Dataset entries
============================================================
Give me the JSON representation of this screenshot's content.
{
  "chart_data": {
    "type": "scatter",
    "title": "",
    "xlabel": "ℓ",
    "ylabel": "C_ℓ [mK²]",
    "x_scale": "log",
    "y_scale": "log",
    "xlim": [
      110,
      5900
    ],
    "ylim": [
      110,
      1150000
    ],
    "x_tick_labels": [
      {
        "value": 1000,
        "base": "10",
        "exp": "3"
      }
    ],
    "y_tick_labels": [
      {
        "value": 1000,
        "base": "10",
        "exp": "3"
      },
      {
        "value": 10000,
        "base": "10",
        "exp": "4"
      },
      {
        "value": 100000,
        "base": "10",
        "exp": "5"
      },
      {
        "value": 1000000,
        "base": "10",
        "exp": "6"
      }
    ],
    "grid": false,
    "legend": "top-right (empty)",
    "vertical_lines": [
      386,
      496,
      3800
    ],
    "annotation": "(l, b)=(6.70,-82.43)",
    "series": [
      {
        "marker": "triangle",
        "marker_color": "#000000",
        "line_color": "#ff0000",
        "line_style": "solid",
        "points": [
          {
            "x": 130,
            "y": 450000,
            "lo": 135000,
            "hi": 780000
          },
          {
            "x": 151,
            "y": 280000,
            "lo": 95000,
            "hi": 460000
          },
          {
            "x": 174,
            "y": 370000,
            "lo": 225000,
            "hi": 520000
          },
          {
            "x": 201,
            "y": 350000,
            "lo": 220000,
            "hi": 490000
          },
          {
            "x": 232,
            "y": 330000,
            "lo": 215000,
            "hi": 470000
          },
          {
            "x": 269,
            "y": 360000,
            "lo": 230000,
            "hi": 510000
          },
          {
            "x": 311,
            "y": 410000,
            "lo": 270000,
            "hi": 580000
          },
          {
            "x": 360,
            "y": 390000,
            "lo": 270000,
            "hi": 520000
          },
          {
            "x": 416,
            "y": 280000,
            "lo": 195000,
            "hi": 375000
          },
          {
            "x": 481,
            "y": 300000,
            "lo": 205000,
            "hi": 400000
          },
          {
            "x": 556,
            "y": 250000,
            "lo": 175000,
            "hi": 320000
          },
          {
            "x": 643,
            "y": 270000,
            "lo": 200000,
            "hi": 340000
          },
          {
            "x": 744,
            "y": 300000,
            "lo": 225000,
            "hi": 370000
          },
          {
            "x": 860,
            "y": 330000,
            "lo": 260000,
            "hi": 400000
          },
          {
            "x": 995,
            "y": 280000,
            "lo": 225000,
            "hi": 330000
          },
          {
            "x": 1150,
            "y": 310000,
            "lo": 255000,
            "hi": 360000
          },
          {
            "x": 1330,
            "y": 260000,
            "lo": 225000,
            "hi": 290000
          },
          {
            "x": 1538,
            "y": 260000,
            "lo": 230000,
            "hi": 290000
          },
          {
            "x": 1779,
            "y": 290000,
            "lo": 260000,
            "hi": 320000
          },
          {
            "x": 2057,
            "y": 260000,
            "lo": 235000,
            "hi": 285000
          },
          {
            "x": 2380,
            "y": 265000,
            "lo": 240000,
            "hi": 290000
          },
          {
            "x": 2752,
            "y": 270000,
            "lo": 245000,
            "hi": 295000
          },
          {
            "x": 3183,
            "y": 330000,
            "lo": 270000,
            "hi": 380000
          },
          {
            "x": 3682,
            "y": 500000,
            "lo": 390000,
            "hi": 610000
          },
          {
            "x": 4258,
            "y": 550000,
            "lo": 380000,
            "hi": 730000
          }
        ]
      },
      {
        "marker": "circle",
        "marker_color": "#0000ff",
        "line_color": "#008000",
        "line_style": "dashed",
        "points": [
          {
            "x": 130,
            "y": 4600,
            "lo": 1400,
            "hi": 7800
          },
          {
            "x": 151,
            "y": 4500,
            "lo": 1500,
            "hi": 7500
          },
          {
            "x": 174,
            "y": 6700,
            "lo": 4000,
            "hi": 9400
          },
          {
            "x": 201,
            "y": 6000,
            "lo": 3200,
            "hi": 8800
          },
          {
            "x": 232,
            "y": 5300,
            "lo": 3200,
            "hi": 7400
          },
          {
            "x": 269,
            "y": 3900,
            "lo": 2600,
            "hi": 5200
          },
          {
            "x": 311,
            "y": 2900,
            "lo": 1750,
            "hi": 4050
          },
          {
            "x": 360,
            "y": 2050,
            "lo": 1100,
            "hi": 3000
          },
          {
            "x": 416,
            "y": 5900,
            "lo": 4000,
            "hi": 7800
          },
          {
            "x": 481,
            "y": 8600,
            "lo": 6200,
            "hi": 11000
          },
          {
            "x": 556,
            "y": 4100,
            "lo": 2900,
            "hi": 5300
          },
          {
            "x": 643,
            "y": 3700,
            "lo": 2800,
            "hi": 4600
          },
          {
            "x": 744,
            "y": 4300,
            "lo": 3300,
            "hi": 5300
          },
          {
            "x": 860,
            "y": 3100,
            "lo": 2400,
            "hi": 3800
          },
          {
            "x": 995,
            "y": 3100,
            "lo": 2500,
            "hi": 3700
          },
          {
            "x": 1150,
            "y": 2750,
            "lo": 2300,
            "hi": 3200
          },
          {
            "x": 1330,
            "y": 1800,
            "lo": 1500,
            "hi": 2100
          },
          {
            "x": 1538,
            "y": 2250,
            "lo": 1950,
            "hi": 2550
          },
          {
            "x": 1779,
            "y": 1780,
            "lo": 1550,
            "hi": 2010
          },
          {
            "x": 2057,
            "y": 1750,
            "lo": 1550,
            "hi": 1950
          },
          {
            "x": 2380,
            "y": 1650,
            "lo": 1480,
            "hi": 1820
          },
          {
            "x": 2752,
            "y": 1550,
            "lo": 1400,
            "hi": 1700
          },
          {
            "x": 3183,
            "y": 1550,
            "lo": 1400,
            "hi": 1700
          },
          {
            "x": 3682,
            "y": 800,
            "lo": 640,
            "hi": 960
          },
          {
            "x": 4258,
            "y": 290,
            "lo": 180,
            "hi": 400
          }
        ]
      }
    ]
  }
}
============================================================
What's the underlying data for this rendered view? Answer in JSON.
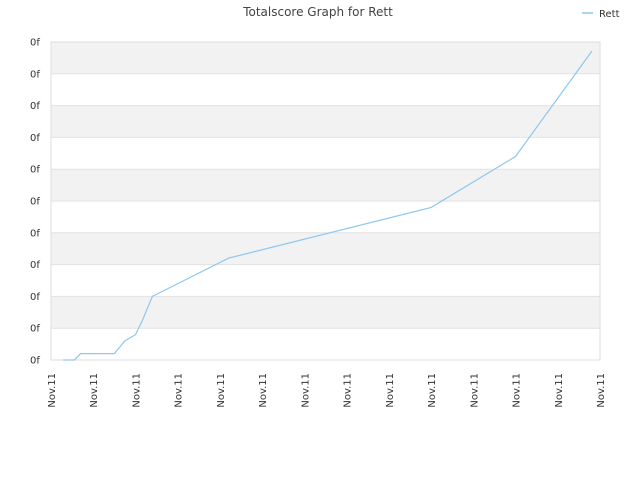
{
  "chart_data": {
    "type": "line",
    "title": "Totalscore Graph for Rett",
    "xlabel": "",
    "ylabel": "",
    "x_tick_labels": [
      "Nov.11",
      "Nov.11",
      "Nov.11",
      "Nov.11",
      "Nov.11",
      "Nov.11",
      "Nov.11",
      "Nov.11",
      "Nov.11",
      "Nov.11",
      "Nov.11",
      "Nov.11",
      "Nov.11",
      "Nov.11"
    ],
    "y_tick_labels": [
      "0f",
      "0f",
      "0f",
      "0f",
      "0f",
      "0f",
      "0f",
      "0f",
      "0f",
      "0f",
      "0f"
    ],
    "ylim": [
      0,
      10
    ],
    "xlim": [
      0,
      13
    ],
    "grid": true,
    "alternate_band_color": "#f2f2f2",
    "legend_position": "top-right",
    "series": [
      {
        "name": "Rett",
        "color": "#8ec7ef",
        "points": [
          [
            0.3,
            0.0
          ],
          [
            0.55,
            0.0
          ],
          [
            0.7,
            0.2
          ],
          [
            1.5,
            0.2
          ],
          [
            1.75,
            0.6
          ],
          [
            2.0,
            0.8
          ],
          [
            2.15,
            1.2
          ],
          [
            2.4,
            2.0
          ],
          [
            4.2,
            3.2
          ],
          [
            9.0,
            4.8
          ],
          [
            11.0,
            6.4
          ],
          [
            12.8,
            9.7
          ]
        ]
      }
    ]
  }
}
============================================================
Problem >> For the listing above, identify each line bearing "this".

Written answer >>
Give me the JSON representation of this screenshot's content.
What's the underlying data for this rendered view? Answer in JSON.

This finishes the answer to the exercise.